(Dataset rows)
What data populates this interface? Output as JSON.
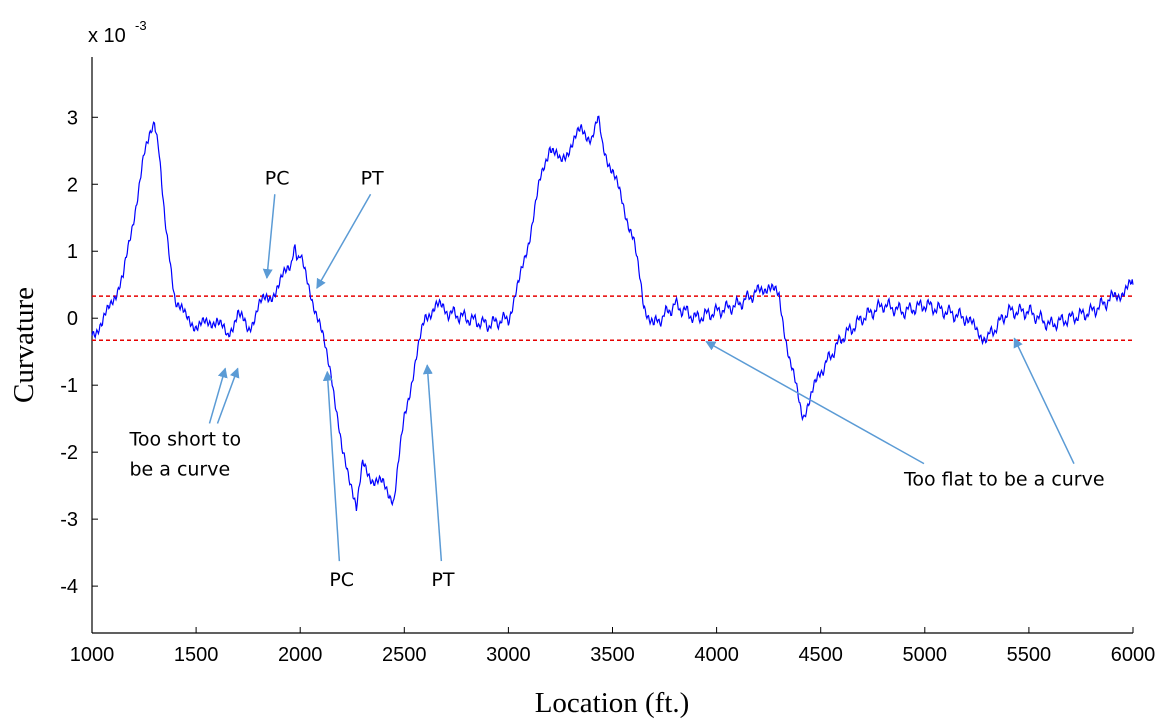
{
  "chart_data": {
    "type": "line",
    "xlabel": "Location (ft.)",
    "ylabel": "Curvature",
    "y_multiplier": "x 10",
    "y_multiplier_exponent": "-3",
    "xlim": [
      1000,
      6000
    ],
    "ylim": [
      -4.7,
      3.9
    ],
    "x_ticks": [
      1000,
      1500,
      2000,
      2500,
      3000,
      3500,
      4000,
      4500,
      5000,
      5500,
      6000
    ],
    "y_ticks": [
      -4,
      -3,
      -2,
      -1,
      0,
      1,
      2,
      3
    ],
    "grid": false,
    "series": [
      {
        "color": "#0000ff",
        "x": [
          1000,
          1050,
          1100,
          1150,
          1200,
          1250,
          1280,
          1300,
          1320,
          1350,
          1400,
          1450,
          1500,
          1550,
          1600,
          1650,
          1700,
          1750,
          1800,
          1850,
          1900,
          1950,
          1975,
          2000,
          2050,
          2100,
          2150,
          2200,
          2250,
          2270,
          2300,
          2350,
          2400,
          2450,
          2500,
          2550,
          2600,
          2650,
          2700,
          2800,
          2900,
          3000,
          3050,
          3100,
          3150,
          3200,
          3250,
          3300,
          3350,
          3400,
          3430,
          3450,
          3500,
          3550,
          3600,
          3650,
          3700,
          3800,
          3900,
          4000,
          4100,
          4200,
          4250,
          4300,
          4350,
          4400,
          4420,
          4450,
          4500,
          4600,
          4700,
          4800,
          4900,
          5000,
          5100,
          5200,
          5250,
          5300,
          5400,
          5500,
          5600,
          5700,
          5800,
          5900,
          5950,
          6000
        ],
        "values": [
          -0.2,
          -0.1,
          0.3,
          0.6,
          1.5,
          2.4,
          2.7,
          3.0,
          2.5,
          1.4,
          0.3,
          0.0,
          -0.1,
          -0.1,
          0.0,
          -0.3,
          0.1,
          -0.2,
          0.2,
          0.3,
          0.5,
          0.8,
          1.0,
          0.9,
          0.4,
          -0.2,
          -0.8,
          -2.0,
          -2.5,
          -2.9,
          -2.2,
          -2.4,
          -2.5,
          -2.7,
          -1.5,
          -0.7,
          0.0,
          0.2,
          0.1,
          0.0,
          -0.1,
          0.0,
          0.5,
          1.2,
          2.0,
          2.6,
          2.3,
          2.6,
          2.8,
          2.7,
          3.0,
          2.6,
          2.2,
          1.7,
          1.2,
          0.2,
          -0.1,
          0.2,
          0.0,
          0.1,
          0.2,
          0.4,
          0.5,
          0.3,
          -0.6,
          -1.3,
          -1.45,
          -1.2,
          -0.8,
          -0.3,
          0.0,
          0.2,
          0.1,
          0.2,
          0.1,
          0.0,
          -0.2,
          -0.3,
          0.1,
          0.1,
          -0.1,
          0.0,
          0.1,
          0.3,
          0.4,
          0.5
        ]
      }
    ],
    "thresholds": [
      0.33,
      -0.33
    ],
    "threshold_color": "#e60000",
    "annotations": [
      {
        "text": "PC",
        "x": 1830,
        "y": 2.0,
        "arrow_to": [
          1840,
          0.6
        ]
      },
      {
        "text": "PT",
        "x": 2290,
        "y": 2.0,
        "arrow_to": [
          2080,
          0.45
        ]
      },
      {
        "text": "PC",
        "x": 2140,
        "y": -4.0,
        "arrow_to": [
          2130,
          -0.8
        ]
      },
      {
        "text": "PT",
        "x": 2630,
        "y": -4.0,
        "arrow_to": [
          2610,
          -0.7
        ]
      },
      {
        "text": "Too short to",
        "text2": "be a curve",
        "x": 1180,
        "y": -1.9,
        "arrows_to": [
          [
            1640,
            -0.75
          ],
          [
            1700,
            -0.75
          ]
        ]
      },
      {
        "text": "Too flat to be a curve",
        "x": 4900,
        "y": -2.5,
        "arrows_to": [
          [
            3950,
            -0.35
          ],
          [
            5430,
            -0.3
          ]
        ]
      }
    ]
  }
}
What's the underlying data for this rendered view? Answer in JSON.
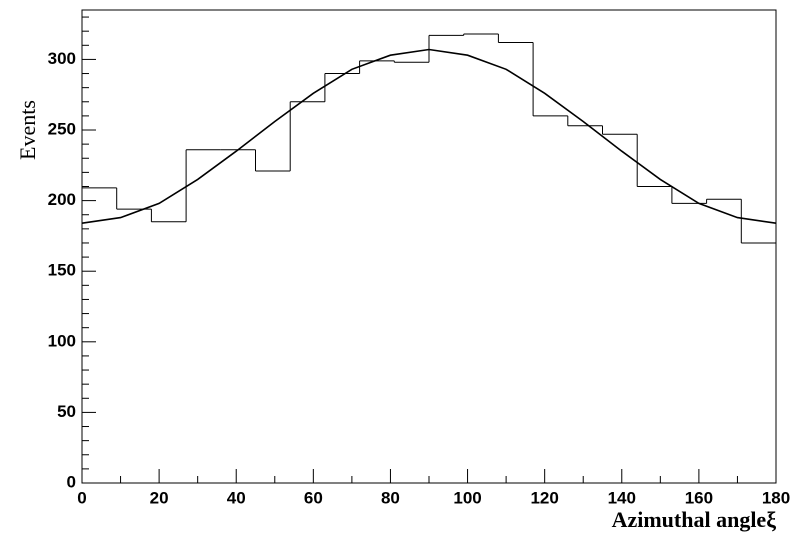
{
  "chart_data": {
    "type": "histogram",
    "xlabel": "Azimuthal angleξ",
    "ylabel": "Events",
    "bins": [
      0,
      9,
      18,
      27,
      36,
      45,
      54,
      63,
      72,
      81,
      90,
      99,
      108,
      117,
      126,
      135,
      144,
      153,
      162,
      171,
      180
    ],
    "values": [
      209,
      194,
      185,
      236,
      236,
      221,
      270,
      290,
      299,
      298,
      317,
      318,
      312,
      260,
      253,
      247,
      210,
      198,
      201,
      170
    ],
    "color": "#000000",
    "fit": {
      "x": [
        0,
        10,
        20,
        30,
        40,
        50,
        60,
        70,
        80,
        90,
        100,
        110,
        120,
        130,
        140,
        150,
        160,
        170,
        180
      ],
      "values": [
        184,
        188,
        198,
        215,
        235,
        256,
        276,
        293,
        303,
        307,
        303,
        293,
        276,
        256,
        235,
        215,
        198,
        188,
        184
      ],
      "color": "#000000"
    },
    "xlim": [
      0,
      180
    ],
    "ylim": [
      0,
      335
    ],
    "xticks": [
      0,
      20,
      40,
      60,
      80,
      100,
      120,
      140,
      160,
      180
    ],
    "yticks": [
      0,
      50,
      100,
      150,
      200,
      250,
      300
    ]
  }
}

**THE EXERCISE:**
Show every line above in which the word "What" occurs.

**TASK ANSWER:**
What data populates this interface? Output as JSON.
What's the underlying data for this rendered view? Answer in JSON.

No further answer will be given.